(Stored data)
· · · ·
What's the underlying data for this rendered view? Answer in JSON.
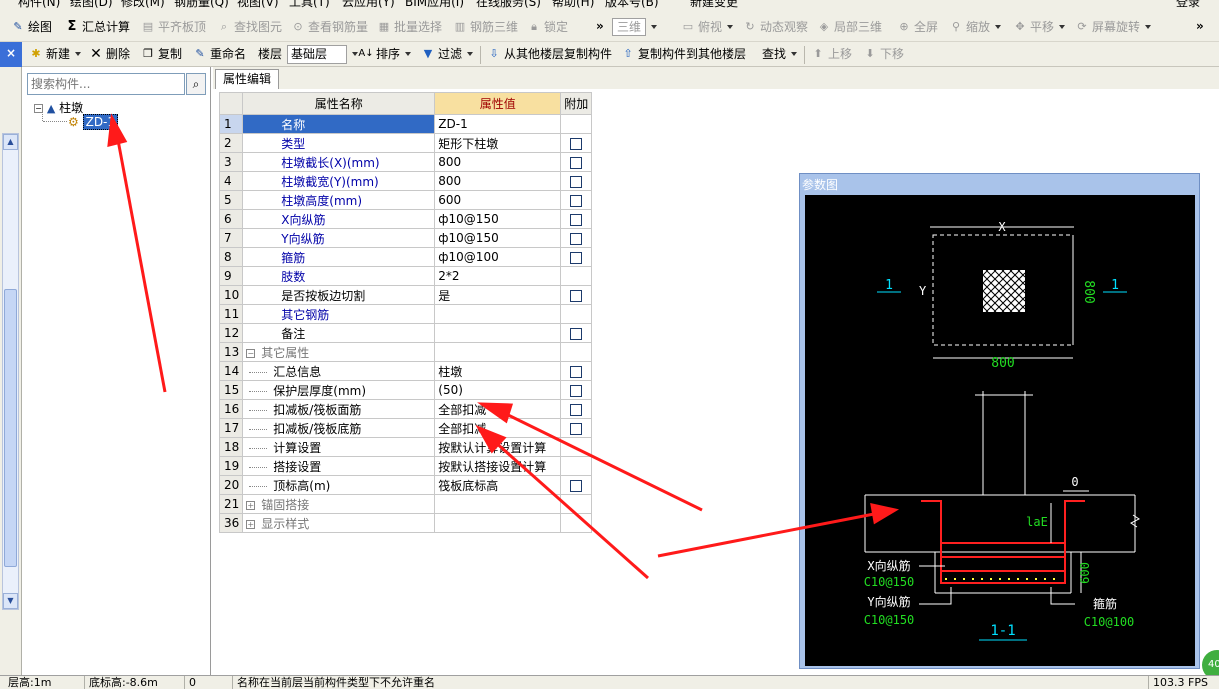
{
  "menubar": {
    "items": [
      "构件(N)",
      "绘图(D)",
      "修改(M)",
      "钢筋量(Q)",
      "视图(V)",
      "工具(T)",
      "云应用(Y)",
      "BIM应用(I)",
      "在线服务(S)",
      "帮助(H)",
      "版本号(B)",
      "新建变更"
    ],
    "login": "登录"
  },
  "toolbar1": {
    "draw": "绘图",
    "sum": "汇总计算",
    "flush_slab": "平齐板顶",
    "find_element": "查找图元",
    "view_rebar": "查看钢筋量",
    "batch_select": "批量选择",
    "rebar_3d": "钢筋三维",
    "lock": "锁定",
    "view_mode": "三维",
    "top_view": "俯视",
    "dyn_view": "动态观察",
    "local_3d": "局部三维",
    "fullscreen": "全屏",
    "zoom": "缩放",
    "pan": "平移",
    "rotate": "屏幕旋转"
  },
  "toolbar2": {
    "new": "新建",
    "delete": "删除",
    "copy": "复制",
    "rename": "重命名",
    "floor_label": "楼层",
    "floor_value": "基础层",
    "sort": "排序",
    "filter": "过滤",
    "copy_from": "从其他楼层复制构件",
    "copy_to": "复制构件到其他楼层",
    "find": "查找",
    "move_up": "上移",
    "move_down": "下移"
  },
  "tree": {
    "search_placeholder": "搜索构件...",
    "root": "柱墩",
    "child": "ZD-1"
  },
  "tab": {
    "label": "属性编辑"
  },
  "grid": {
    "headers": [
      "属性名称",
      "属性值",
      "附加"
    ],
    "rows": [
      {
        "num": "1",
        "name": "名称",
        "value": "ZD-1",
        "blue": true,
        "check": false,
        "sel": true
      },
      {
        "num": "2",
        "name": "类型",
        "value": "矩形下柱墩",
        "blue": true,
        "check": true
      },
      {
        "num": "3",
        "name": "柱墩截长(X)(mm)",
        "value": "800",
        "blue": true,
        "check": true
      },
      {
        "num": "4",
        "name": "柱墩截宽(Y)(mm)",
        "value": "800",
        "blue": true,
        "check": true
      },
      {
        "num": "5",
        "name": "柱墩高度(mm)",
        "value": "600",
        "blue": true,
        "check": true
      },
      {
        "num": "6",
        "name": "X向纵筋",
        "value": "ф10@150",
        "blue": true,
        "check": true
      },
      {
        "num": "7",
        "name": "Y向纵筋",
        "value": "ф10@150",
        "blue": true,
        "check": true
      },
      {
        "num": "8",
        "name": "箍筋",
        "value": "ф10@100",
        "blue": true,
        "check": true
      },
      {
        "num": "9",
        "name": "肢数",
        "value": "2*2",
        "blue": true,
        "check": false
      },
      {
        "num": "10",
        "name": "是否按板边切割",
        "value": "是",
        "blue": false,
        "check": true
      },
      {
        "num": "11",
        "name": "其它钢筋",
        "value": "",
        "blue": true,
        "check": false
      },
      {
        "num": "12",
        "name": "备注",
        "value": "",
        "blue": false,
        "check": true
      },
      {
        "num": "13",
        "name": "其它属性",
        "value": "",
        "group": "minus",
        "gray": true,
        "check": false
      },
      {
        "num": "14",
        "name": "汇总信息",
        "value": "柱墩",
        "child": true,
        "check": true
      },
      {
        "num": "15",
        "name": "保护层厚度(mm)",
        "value": "(50)",
        "child": true,
        "check": true
      },
      {
        "num": "16",
        "name": "扣减板/筏板面筋",
        "value": "全部扣减",
        "child": true,
        "check": true
      },
      {
        "num": "17",
        "name": "扣减板/筏板底筋",
        "value": "全部扣减",
        "child": true,
        "check": true
      },
      {
        "num": "18",
        "name": "计算设置",
        "value": "按默认计算设置计算",
        "child": true,
        "check": false
      },
      {
        "num": "19",
        "name": "搭接设置",
        "value": "按默认搭接设置计算",
        "child": true,
        "check": false
      },
      {
        "num": "20",
        "name": "顶标高(m)",
        "value": "筏板底标高",
        "child": true,
        "check": true
      },
      {
        "num": "21",
        "name": "锚固搭接",
        "value": "",
        "group": "plus",
        "gray": true,
        "check": false
      },
      {
        "num": "36",
        "name": "显示样式",
        "value": "",
        "group": "plus",
        "gray": true,
        "check": false
      }
    ]
  },
  "paramwin": {
    "title": "参数图",
    "plan": {
      "x_label": "X",
      "y_label": "Y",
      "dim_bottom": "800",
      "dim_right": "800",
      "section_left": "1",
      "section_right": "1"
    },
    "section": {
      "zero": "0",
      "lae": "laE",
      "height": "600",
      "x_bar": "X向纵筋",
      "x_bar_spec": "C10@150",
      "y_bar": "Y向纵筋",
      "y_bar_spec": "C10@150",
      "stirrup": "箍筋",
      "stirrup_spec": "C10@100",
      "name": "1-1"
    }
  },
  "statusbar": {
    "floor_height": "层高:1m",
    "base_elev": "底标高:-8.6m",
    "zero": "0",
    "message": "名称在当前层当前构件类型下不允许重名",
    "fps": "103.3 FPS"
  },
  "colors": {
    "accent": "#316ac5",
    "value_header": "#f8e0a0",
    "arrow": "#ff1a1a",
    "rebar": "#ff2020",
    "dim_white": "#ffffff",
    "label_cyan": "#00e0ff",
    "label_green": "#22dd22"
  }
}
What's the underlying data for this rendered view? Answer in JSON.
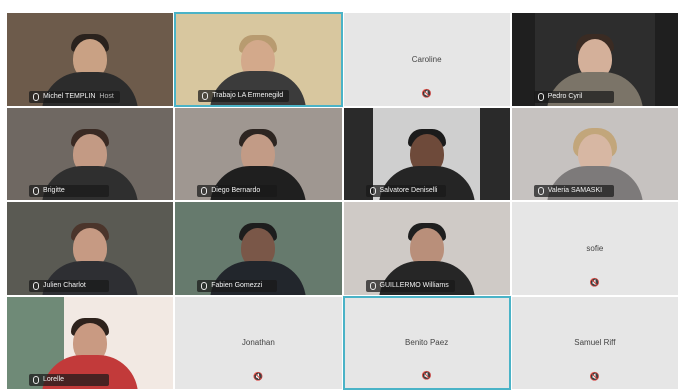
{
  "participants": [
    {
      "name": "Michel TEMPLIN",
      "extra": "Host",
      "colors": {
        "bg": "#6d5b4b",
        "body": "#2c2c2c",
        "hair": "#2a221d"
      }
    },
    {
      "name": "Trabajo LA Ermenegild",
      "extra": "",
      "colors": {
        "bg": "#d8c79f",
        "body": "#3b3b3b",
        "hair": "#b89b70"
      }
    },
    {
      "name": "Caroline",
      "extra": "",
      "empty": true
    },
    {
      "name": "Pedro Cyril",
      "extra": "",
      "colors": {
        "bg": "#1f1f1f",
        "body": "#7b7468",
        "hair": "#3a2b23"
      }
    },
    {
      "name": "Brigitte",
      "extra": "",
      "colors": {
        "bg": "#6f6862",
        "body": "#2f2f2f",
        "hair": "#3a2a23"
      }
    },
    {
      "name": "Diego Bernardo",
      "extra": "",
      "colors": {
        "bg": "#9f9791",
        "body": "#1f1f1f",
        "hair": "#2d2521"
      }
    },
    {
      "name": "Salvatore Deniselli",
      "extra": "",
      "colors": {
        "bg": "#2a2a2a",
        "body": "#252525",
        "hair": "#1b1b1b"
      }
    },
    {
      "name": "Valeria SAMASKI",
      "extra": "",
      "colors": {
        "bg": "#c6c2c0",
        "body": "#7d7a7a",
        "hair": "#c2a67b"
      }
    },
    {
      "name": "Julien Charlot",
      "extra": "",
      "colors": {
        "bg": "#5a5a53",
        "body": "#2e2f33",
        "hair": "#4b352b"
      }
    },
    {
      "name": "Fabien Gomezzi",
      "extra": "",
      "colors": {
        "bg": "#667a6d",
        "body": "#22262c",
        "hair": "#1d1d1d"
      }
    },
    {
      "name": "GUILLERMO Williams",
      "extra": "",
      "colors": {
        "bg": "#cfcac6",
        "body": "#262626",
        "hair": "#1f1f1f"
      }
    },
    {
      "name": "sofie",
      "extra": "",
      "empty": true
    },
    {
      "name": "Lorelle",
      "extra": "",
      "colors": {
        "bg": "#f2e9e3",
        "body": "#c23a3a",
        "hair": "#2e221c"
      }
    },
    {
      "name": "Jonathan",
      "extra": "",
      "empty": true
    },
    {
      "name": "Benito Paez",
      "extra": "",
      "empty": true
    },
    {
      "name": "Samuel Riff",
      "extra": "",
      "empty": true
    }
  ],
  "icons": {
    "mic_muted": "🔇"
  }
}
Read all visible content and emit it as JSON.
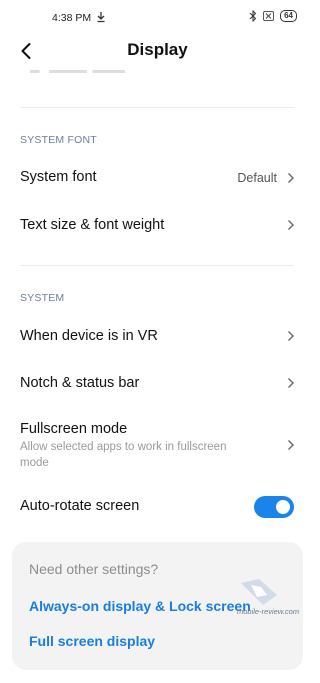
{
  "status_bar": {
    "time": "4:38 PM",
    "battery": "64"
  },
  "header": {
    "title": "Display"
  },
  "sections": {
    "system_font": {
      "title": "SYSTEM FONT",
      "items": [
        {
          "label": "System font",
          "value": "Default"
        },
        {
          "label": "Text size & font weight"
        }
      ]
    },
    "system": {
      "title": "SYSTEM",
      "items": [
        {
          "label": "When device is in VR"
        },
        {
          "label": "Notch & status bar"
        },
        {
          "label": "Fullscreen mode",
          "subtitle": "Allow selected apps to work in fullscreen mode"
        },
        {
          "label": "Auto-rotate screen",
          "toggle": true
        }
      ]
    }
  },
  "card": {
    "title": "Need other settings?",
    "links": [
      "Always-on display & Lock screen",
      "Full screen display"
    ]
  },
  "watermark": {
    "text": "mobile-review.com"
  },
  "colors": {
    "accent": "#1a84e8",
    "link": "#1a7de2",
    "section_title": "#6b7fa0",
    "card_bg": "#f3f3f3"
  }
}
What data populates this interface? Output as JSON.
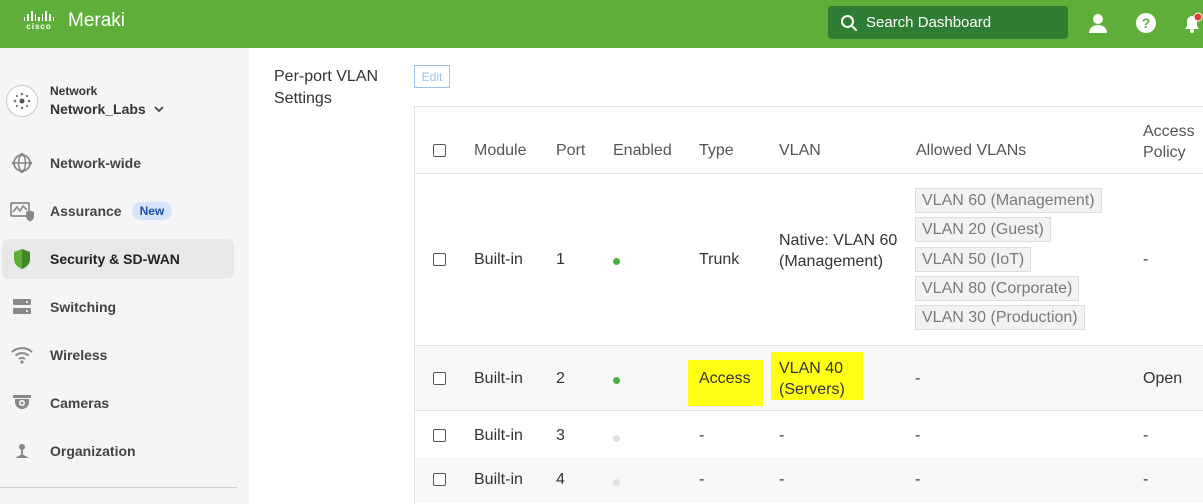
{
  "header": {
    "cisco_text": "cisco",
    "brand": "Meraki",
    "search_label": "Search Dashboard",
    "accent_color": "#5fae3a"
  },
  "sidebar": {
    "network_label": "Network",
    "network_name": "Network_Labs",
    "items": [
      {
        "label": "Network-wide",
        "icon": "globe-icon"
      },
      {
        "label": "Assurance",
        "icon": "assurance-icon",
        "badge": "New"
      },
      {
        "label": "Security & SD-WAN",
        "icon": "shield-icon",
        "active": true
      },
      {
        "label": "Switching",
        "icon": "switch-icon"
      },
      {
        "label": "Wireless",
        "icon": "wifi-icon"
      },
      {
        "label": "Cameras",
        "icon": "camera-icon"
      },
      {
        "label": "Organization",
        "icon": "organization-icon"
      }
    ]
  },
  "main": {
    "section_title": "Per-port VLAN Settings",
    "edit_label": "Edit",
    "columns": [
      "Module",
      "Port",
      "Enabled",
      "Type",
      "VLAN",
      "Allowed VLANs",
      "Access Policy"
    ],
    "rows": [
      {
        "module": "Built-in",
        "port": "1",
        "enabled": true,
        "type": "Trunk",
        "vlan": "Native: VLAN 60 (Management)",
        "allowed": [
          "VLAN 60 (Management)",
          "VLAN 20 (Guest)",
          "VLAN 50 (IoT)",
          "VLAN 80 (Corporate)",
          "VLAN 30 (Production)"
        ],
        "policy": "-"
      },
      {
        "module": "Built-in",
        "port": "2",
        "enabled": true,
        "type": "Access",
        "vlan": "VLAN 40 (Servers)",
        "allowed_text": "-",
        "policy": "Open",
        "highlighted": true
      },
      {
        "module": "Built-in",
        "port": "3",
        "enabled": false,
        "type": "-",
        "vlan": "-",
        "allowed_text": "-",
        "policy": "-"
      },
      {
        "module": "Built-in",
        "port": "4",
        "enabled": false,
        "type": "-",
        "vlan": "-",
        "allowed_text": "-",
        "policy": "-"
      }
    ],
    "enabled_color": "#4caf3f",
    "disabled_color": "#e0e0e0",
    "highlight_color": "#ffff14"
  }
}
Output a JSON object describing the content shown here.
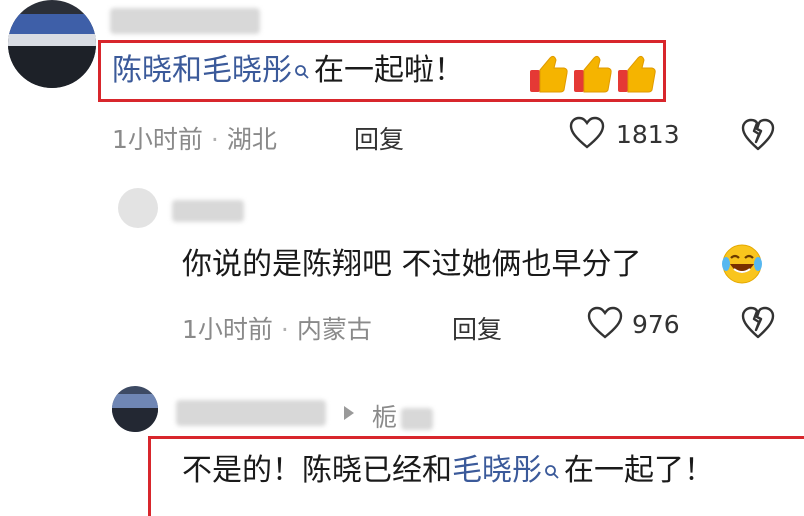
· · · ·
* [Given instruction]: Identify the lines above with the word "Output". Copy them.

* [Result of the exercise]:
What data populates this interface? Output as JSON.
Output a JSON object describing the content shown here.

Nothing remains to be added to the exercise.